*** RECORDS PROVIDED ***
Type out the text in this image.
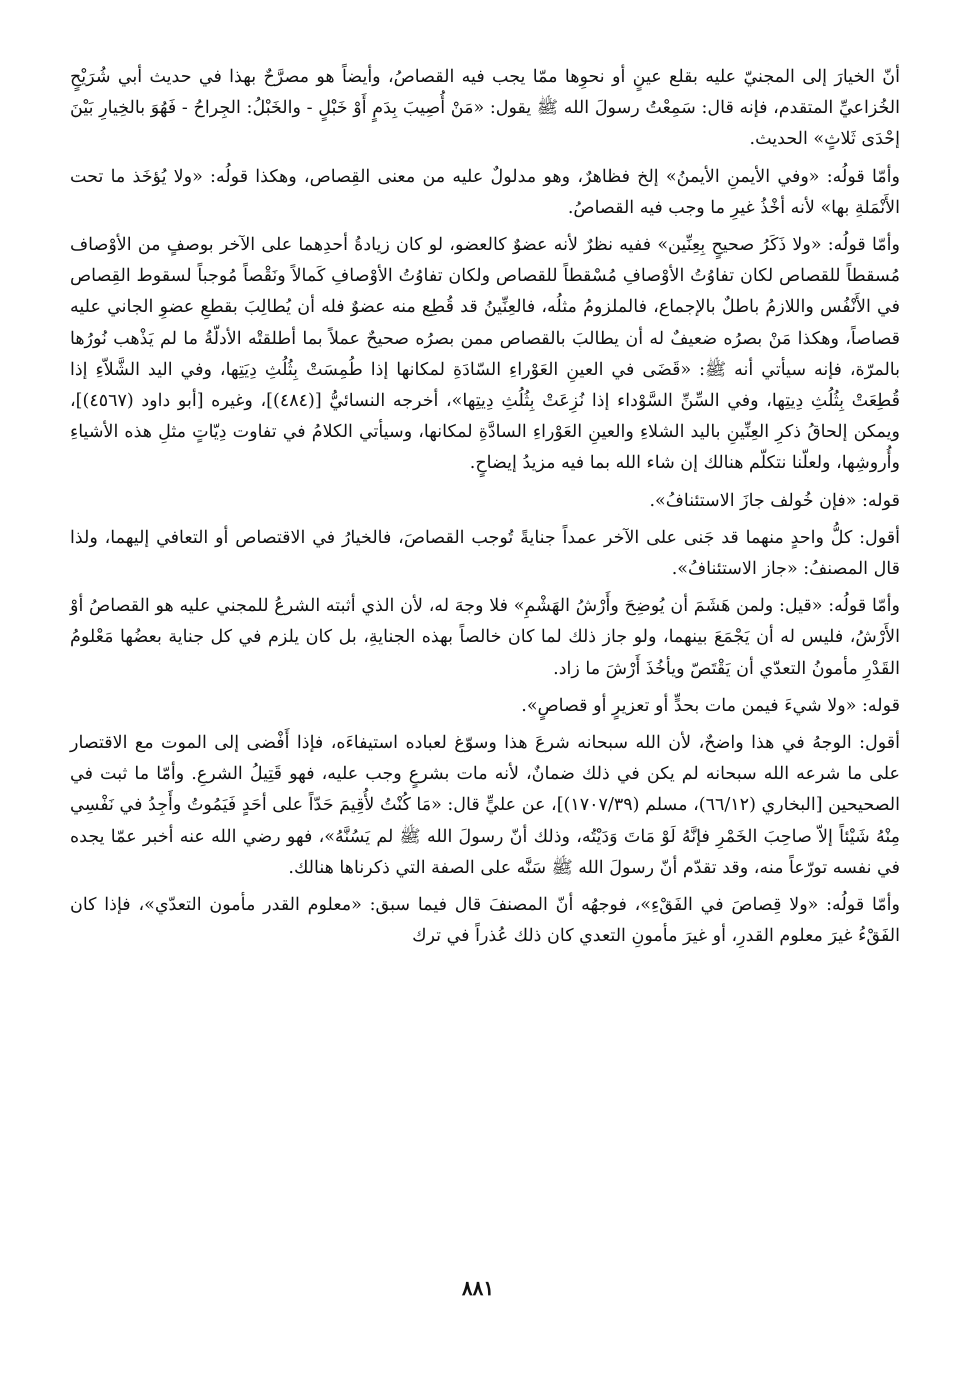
أنّ الخيارَ إلى المجنيّ عليه بقلع عينٍ أو نحوِها ممّا يجب فيه القصاصُ، وأيضاً هو مصرَّحٌ بهذا في حديث أبي شُرَيْحٍ الخُزاعيِّ المتقدم، فإنه قال: سَمِعْتُ رسولَ الله ﷺ يقول: «مَنْ أُصِيبَ بِدَمٍ أَوْ خَبْلٍ - والخَبْلُ: الجِراحُ - فَهُوَ بالخِيارِ بَيْنَ إحْدَى ثَلاثٍ» الحديث.

وأمّا قولُه: «وفي الأيمنِ الأيمنُ» إلخ فظاهرٌ، وهو مدلولٌ عليه من معنى القِصاص، وهكذا قولُه: «ولا يُؤخَذ ما تحت الأَنْمَلةِ بها» لأنه أخْذُ غيرِ ما وجب فيه القصاصُ.

وأمّا قولُه: «ولا ذَكَرُ صحيحٍ بِعِنِّين» ففيه نظرٌ لأنه عضوٌ كالعضو، لو كان زيادةُ أحدِهما على الآخر بوصفٍ من الأوْصاف مُسقطاً للقصاص لكان تفاوُتُ الأوْصافِ مُسْقطاً للقصاص ولكان تفاوُتُ الأوْصافِ كَمالاً ونَقْصاً مُوجباً لسقوط القِصاص في الأَنْفُس واللازمُ باطلٌ بالإجماع، فالملزومُ مثلُه، فالعِنِّينُ قد قُطِع منه عضوٌ فله أن يُطالِبَ بقطعِ عضوِ الجاني عليه قصاصاً، وهكذا مَنْ بصرُه ضعيفٌ له أن يطالبَ بالقصاص ممن بصرُه صحيحٌ عملاً بما أطلقتْه الأدلّةُ ما لم يَذْهب نُورُها بالمرّة، فإنه سيأتي أنه ﷺ: «قَضَى في العينِ العَوْراءِ السّادَةِ لمكانها إذا طُمِسَتْ بِثُلُثِ دِيَتِها، وفي اليد الشَّلاّءِ إذا قُطِعَتْ بِثُلُثِ دِيتِها، وفي السِّنِّ السَّوْداء إذا نُزِعَتْ بِثُلُثِ دِيتِها»، أخرجه النسائيُّ [(٤٨٤)]، وغيره [أبو داود (٤٥٦٧)]، ويمكن إلحاقُ ذكرِ العِنِّينِ باليد الشلاءِ والعينِ العَوْراءِ السادَّةِ لمكانها، وسيأتي الكلامُ في تفاوت دِيّاتٍ مثلِ هذه الأشياءِ وأُروشِها، ولعلّنا نتكلّم هنالك إن شاء الله بما فيه مزيدُ إيضاحٍ.

قوله: «فإن خُولف جازَ الاستئنافُ».

أقول: كلُّ واحدٍ منهما قد جَنى على الآخر عمداً جنايةً تُوجب القصاصَ، فالخيارُ في الاقتصاص أو التعافي إليهما، ولذا قال المصنفُ: «جاز الاستئنافُ».

وأمّا قولُه: «قيل: ولمن هَشَمَ أن يُوضِحَ وأَرْشُ الهَشْمِ» فلا وجهَ له، لأن الذي أثبته الشرعُ للمجني عليه هو القصاصُ أوْ الأَرْشُ، فليس له أن يَجْمَعَ بينهما، ولو جاز ذلك لما كان خالصاً بهذه الجنايةِ، بل كان يلزم في كل جناية بعضُها مَعْلومُ القَدْرِ مأمونُ التعدّي أن يَقْتَصّ ويأخُذَ أَرْشَ ما زاد.

قوله: «ولا شيءَ فيمن مات بحدٍّ أو تعزيرٍ أو قصاصٍ».

أقول: الوجهُ في هذا واضحٌ، لأن الله سبحانه شرعَ هذا وسوّغ لعباده استيفاءَه، فإذا أَفْضى إلى الموت مع الاقتصار على ما شرعه الله سبحانه لم يكن في ذلك ضمانٌ، لأنه مات بشرعٍ وجب عليه، فهو قَتِيلُ الشرعِ. وأمّا ما ثبت في الصحيحين [البخاري (٦٦/١٢)، مسلم (١٧٠٧/٣٩)]، عن عليٍّ قال: «مَا كُنْتُ لأُقِيمَ حَدّاً على أحَدٍ فَيَمُوتُ وأَجِدُ في نَفْسِي مِنْهُ شَيْئاً إلاّ صاحِبَ الخَمْرِ فإنَّهُ لَوْ مَاتَ وَدَيْتُه، وذلك أنّ رسولَ الله ﷺ لم يَسُنَّهُ»، فهو رضي الله عنه أخبر عمّا يجده في نفسه تورّعاً منه، وقد تقدّم أنّ رسولَ الله ﷺ سَنَّه على الصفة التي ذكرناها هنالك.

وأمّا قولُه: «ولا قِصاصَ في الفَقْءِ»، فوجهُه أنّ المصنفَ قال فيما سبق: «معلوم القدر مأمون التعدّي»، فإذا كان الفَقْءُ غيرَ معلوم القدرِ، أو غيرَ مأمونِ التعدي كان ذلك عُذراً في ترك

٨٨١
***
> WHAT IS BEING ASKED
Count how many lines of the material hold the string "التعد". Give the number and nothing more.

> TASK RESULT
2